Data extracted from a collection
━━━━━━━━

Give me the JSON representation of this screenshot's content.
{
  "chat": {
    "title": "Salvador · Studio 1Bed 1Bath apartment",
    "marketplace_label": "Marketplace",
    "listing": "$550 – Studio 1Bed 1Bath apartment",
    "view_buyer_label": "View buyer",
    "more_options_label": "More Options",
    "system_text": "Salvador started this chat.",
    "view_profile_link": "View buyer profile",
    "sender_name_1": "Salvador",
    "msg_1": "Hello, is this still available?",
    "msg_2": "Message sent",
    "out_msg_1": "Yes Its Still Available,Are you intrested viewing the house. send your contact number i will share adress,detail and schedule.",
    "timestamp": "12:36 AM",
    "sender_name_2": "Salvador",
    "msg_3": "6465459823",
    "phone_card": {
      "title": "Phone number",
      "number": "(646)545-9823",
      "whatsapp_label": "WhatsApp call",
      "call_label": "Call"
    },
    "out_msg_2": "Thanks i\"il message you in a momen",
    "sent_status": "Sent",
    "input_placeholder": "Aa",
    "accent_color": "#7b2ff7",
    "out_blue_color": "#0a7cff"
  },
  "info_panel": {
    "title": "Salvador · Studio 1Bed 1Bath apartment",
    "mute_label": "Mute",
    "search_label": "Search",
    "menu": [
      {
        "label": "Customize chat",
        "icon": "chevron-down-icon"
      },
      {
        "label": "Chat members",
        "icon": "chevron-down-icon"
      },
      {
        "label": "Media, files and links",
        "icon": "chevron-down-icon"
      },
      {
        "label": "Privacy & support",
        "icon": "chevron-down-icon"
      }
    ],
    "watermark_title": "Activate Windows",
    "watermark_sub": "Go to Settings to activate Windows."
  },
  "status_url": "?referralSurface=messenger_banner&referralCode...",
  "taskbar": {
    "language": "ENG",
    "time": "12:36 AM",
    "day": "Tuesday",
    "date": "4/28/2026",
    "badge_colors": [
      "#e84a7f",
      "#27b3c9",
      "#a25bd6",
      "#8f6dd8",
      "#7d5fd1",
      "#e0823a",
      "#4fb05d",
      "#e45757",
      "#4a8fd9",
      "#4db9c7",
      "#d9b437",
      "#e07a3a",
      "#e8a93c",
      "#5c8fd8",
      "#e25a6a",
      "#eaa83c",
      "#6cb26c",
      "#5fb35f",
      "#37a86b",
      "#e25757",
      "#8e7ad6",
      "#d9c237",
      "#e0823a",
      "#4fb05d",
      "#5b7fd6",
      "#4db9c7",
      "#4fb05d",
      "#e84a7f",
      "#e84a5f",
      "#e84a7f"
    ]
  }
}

━━━━━━━━

EXERCISE TASK: Reproduce the material above exactly; please quote every line of it.

THE REPLY:
Give me the JSON representation of this screenshot's content.
{
  "chat": {
    "title": "Salvador · Studio 1Bed 1Bath apartment",
    "marketplace_label": "Marketplace",
    "listing": "$550 – Studio 1Bed 1Bath apartment",
    "view_buyer_label": "View buyer",
    "more_options_label": "More Options",
    "system_text": "Salvador started this chat.",
    "view_profile_link": "View buyer profile",
    "sender_name_1": "Salvador",
    "msg_1": "Hello, is this still available?",
    "msg_2": "Message sent",
    "out_msg_1": "Yes Its Still Available,Are you intrested viewing the house. send your contact number i will share adress,detail and schedule.",
    "timestamp": "12:36 AM",
    "sender_name_2": "Salvador",
    "msg_3": "6465459823",
    "phone_card": {
      "title": "Phone number",
      "number": "(646)545-9823",
      "whatsapp_label": "WhatsApp call",
      "call_label": "Call"
    },
    "out_msg_2": "Thanks i\"il message you in a momen",
    "sent_status": "Sent",
    "input_placeholder": "Aa",
    "accent_color": "#7b2ff7",
    "out_blue_color": "#0a7cff"
  },
  "info_panel": {
    "title": "Salvador · Studio 1Bed 1Bath apartment",
    "mute_label": "Mute",
    "search_label": "Search",
    "menu": [
      {
        "label": "Customize chat",
        "icon": "chevron-down-icon"
      },
      {
        "label": "Chat members",
        "icon": "chevron-down-icon"
      },
      {
        "label": "Media, files and links",
        "icon": "chevron-down-icon"
      },
      {
        "label": "Privacy & support",
        "icon": "chevron-down-icon"
      }
    ],
    "watermark_title": "Activate Windows",
    "watermark_sub": "Go to Settings to activate Windows."
  },
  "status_url": "?referralSurface=messenger_banner&referralCode...",
  "taskbar": {
    "language": "ENG",
    "time": "12:36 AM",
    "day": "Tuesday",
    "date": "4/28/2026",
    "badge_colors": [
      "#e84a7f",
      "#27b3c9",
      "#a25bd6",
      "#8f6dd8",
      "#7d5fd1",
      "#e0823a",
      "#4fb05d",
      "#e45757",
      "#4a8fd9",
      "#4db9c7",
      "#d9b437",
      "#e07a3a",
      "#e8a93c",
      "#5c8fd8",
      "#e25a6a",
      "#eaa83c",
      "#6cb26c",
      "#5fb35f",
      "#37a86b",
      "#e25757",
      "#8e7ad6",
      "#d9c237",
      "#e0823a",
      "#4fb05d",
      "#5b7fd6",
      "#4db9c7",
      "#4fb05d",
      "#e84a7f",
      "#e84a5f",
      "#e84a7f"
    ]
  }
}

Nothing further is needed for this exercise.